WHAT IS ASKED:
[a] Name every kind of work that the finance AI passage says can get done much faster.
[b] Reproduce the finance AI passage word for word, from "As Chris notes, getting" up to and including "inside and out.".

SOURCE PASSAGE:
........

A three-to-one return is nothing to sneeze at. Reconciliations, first-draft models, data pulls, and the like can all get done much faster.

As Chris notes, getting this kind of return hinges on really smart prompting. We asked real finance leaders what prompts they use most in their day-to-day, and consolidated the 15 best ones into a ready-to-use guide.

But the ceiling is set by the work AI can't yet touch: the review layer, the interpretation, the "does this number actually make sense in context?" checks. That work still takes the same amount of time it always did, and it still requires someone who knows the business inside and out.

Expect great first drafts and shaky second iterations

AI tools are amazing brainstorming partners. Albert showed off this capability during our recent vibe coding webinar. You can jam on an idea by vibe coding a prototype in minutes—if it ends up being useful, build on it and share it with your team. If it doesn't, throw it away and move on.

........

SOURCE DATA:
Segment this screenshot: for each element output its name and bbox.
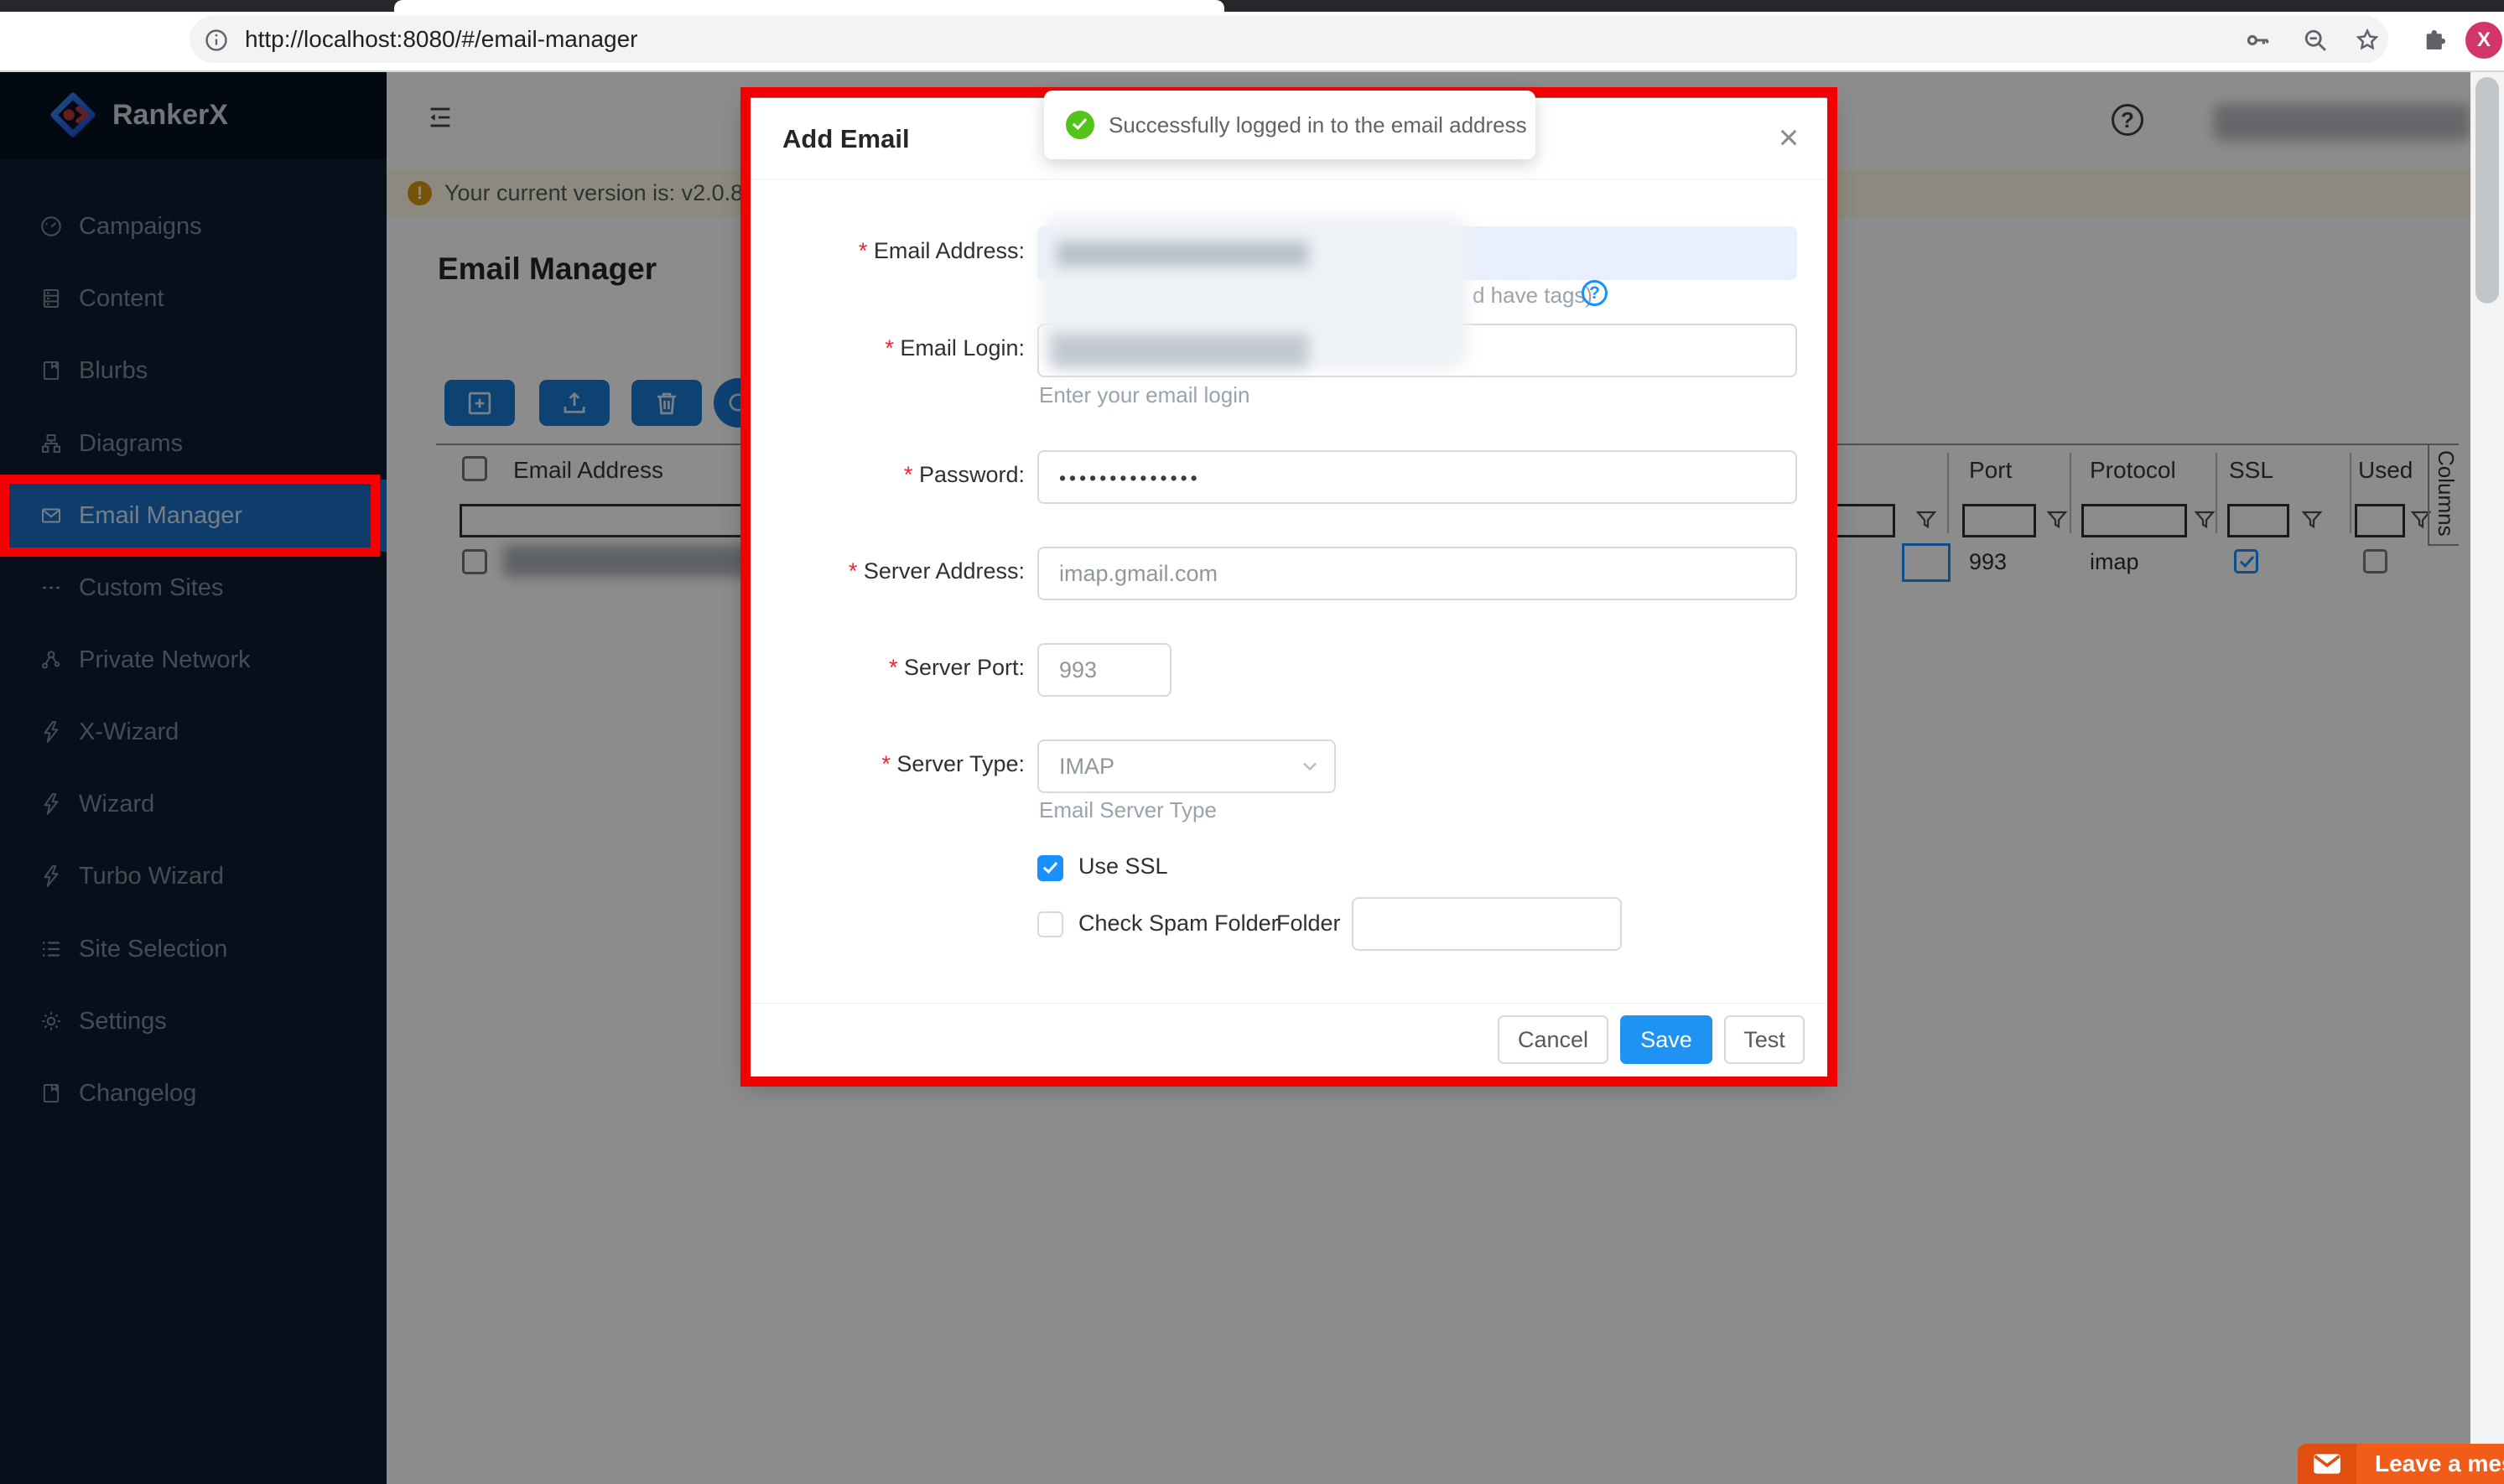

........

TASK-BY-TASK OUTPUTS:
[a] Reconciliations, first-draft models, data pulls

[b]
As Chris notes, getting this kind of return hinges on really smart prompting. We asked real finance leaders what prompts they use most in their day-to-day, and consolidated the 15 best ones into a ready-to-use guide.

But the ceiling is set by the work AI can't yet touch: the review layer, the interpretation, the "does this number actually make sense in context?" checks. That work still takes the same amount of time it always did, and it still requires someone who knows the business inside and out.